▶ **To be done**
Every entry must be repeated exactly. Exclude all pictures.

=== Supplied entries ===

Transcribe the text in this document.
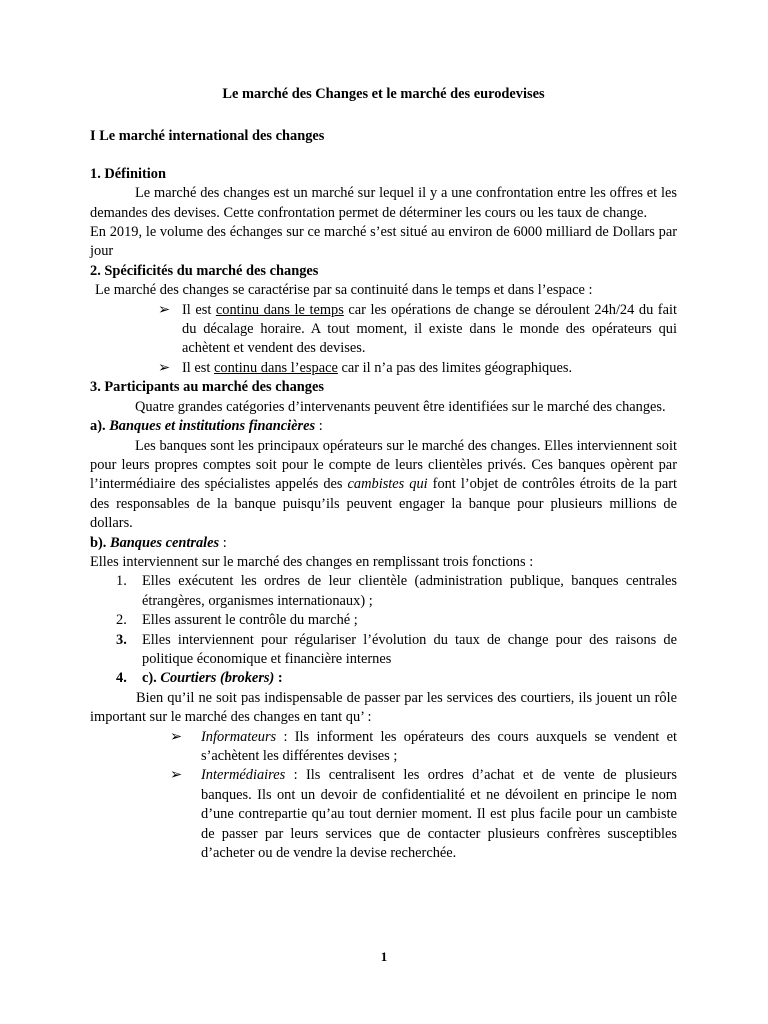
Le marché des Changes et le marché des eurodevises

I Le marché international des changes

1. Définition

Le marché des changes est un marché sur lequel il y a une confrontation entre les offres et les demandes des devises. Cette confrontation permet de déterminer les cours ou les taux de change.

En 2019, le volume des échanges sur ce marché s’est situé au environ de 6000 milliard de Dollars par jour

2. Spécificités du marché des changes

Le marché des changes se caractérise par sa continuité dans le temps et dans l’espace :

➢ Il est continu dans le temps car les opérations de change se déroulent 24h/24 du fait du décalage horaire. A tout moment, il existe dans le monde des opérateurs qui achètent et vendent des devises.
➢ Il est continu dans l’espace car il n’a pas des limites géographiques.

3. Participants au marché des changes

Quatre grandes catégories d’intervenants peuvent être identifiées sur le marché des changes.

a). Banques et institutions financières :

Les banques sont les principaux opérateurs sur le marché des changes. Elles interviennent soit pour leurs propres comptes soit pour le compte de leurs clientèles privés. Ces banques opèrent par l’intermédiaire des spécialistes appelés des cambistes qui font l’objet de contrôles étroits de la part des responsables de la banque puisqu’ils peuvent engager la banque pour plusieurs millions de dollars.

b). Banques centrales :

Elles interviennent sur le marché des changes en remplissant trois fonctions :

1. Elles exécutent les ordres de leur clientèle (administration publique, banques centrales étrangères, organismes internationaux) ;
2. Elles assurent le contrôle du marché ;
3. Elles interviennent pour régulariser l’évolution du taux de change pour des raisons de politique économique et financière internes
4. c). Courtiers (brokers) :

Bien qu’il ne soit pas indispensable de passer par les services des courtiers, ils jouent un rôle important sur le marché des changes en tant qu’ :

➢ Informateurs : Ils informent les opérateurs des cours auxquels se vendent et s’achètent les différentes devises ;
➢ Intermédiaires : Ils centralisent les ordres d’achat et de vente de plusieurs banques. Ils ont un devoir de confidentialité et ne dévoilent en principe le nom d’une contrepartie qu’au tout dernier moment. Il est plus facile pour un cambiste de passer par leurs services que de contacter plusieurs confrères susceptibles d’acheter ou de vendre la devise recherchée.
1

===

▶ **Solved problem**
Transcribe the text in this document.
Le marché des Changes et le marché des eurodevises

I Le marché international des changes

1. Définition

Le marché des changes est un marché sur lequel il y a une confrontation entre les offres et les demandes des devises. Cette confrontation permet de déterminer les cours ou les taux de change.

En 2019, le volume des échanges sur ce marché s’est situé au environ de 6000 milliard de Dollars par jour

2. Spécificités du marché des changes

Le marché des changes se caractérise par sa continuité dans le temps et dans l’espace :

➢ Il est continu dans le temps car les opérations de change se déroulent 24h/24 du fait du décalage horaire. A tout moment, il existe dans le monde des opérateurs qui achètent et vendent des devises.
➢ Il est continu dans l’espace car il n’a pas des limites géographiques.

3. Participants au marché des changes

Quatre grandes catégories d’intervenants peuvent être identifiées sur le marché des changes.

a). Banques et institutions financières :

Les banques sont les principaux opérateurs sur le marché des changes. Elles interviennent soit pour leurs propres comptes soit pour le compte de leurs clientèles privés. Ces banques opèrent par l’intermédiaire des spécialistes appelés des cambistes qui font l’objet de contrôles étroits de la part des responsables de la banque puisqu’ils peuvent engager la banque pour plusieurs millions de dollars.

b). Banques centrales :

Elles interviennent sur le marché des changes en remplissant trois fonctions :

1. Elles exécutent les ordres de leur clientèle (administration publique, banques centrales étrangères, organismes internationaux) ;
2. Elles assurent le contrôle du marché ;
3. Elles interviennent pour régulariser l’évolution du taux de change pour des raisons de politique économique et financière internes
4. c). Courtiers (brokers) :

Bien qu’il ne soit pas indispensable de passer par les services des courtiers, ils jouent un rôle important sur le marché des changes en tant qu’ :

➢ Informateurs : Ils informent les opérateurs des cours auxquels se vendent et s’achètent les différentes devises ;
➢ Intermédiaires : Ils centralisent les ordres d’achat et de vente de plusieurs banques. Ils ont un devoir de confidentialité et ne dévoilent en principe le nom d’une contrepartie qu’au tout dernier moment. Il est plus facile pour un cambiste de passer par leurs services que de contacter plusieurs confrères susceptibles d’acheter ou de vendre la devise recherchée.
1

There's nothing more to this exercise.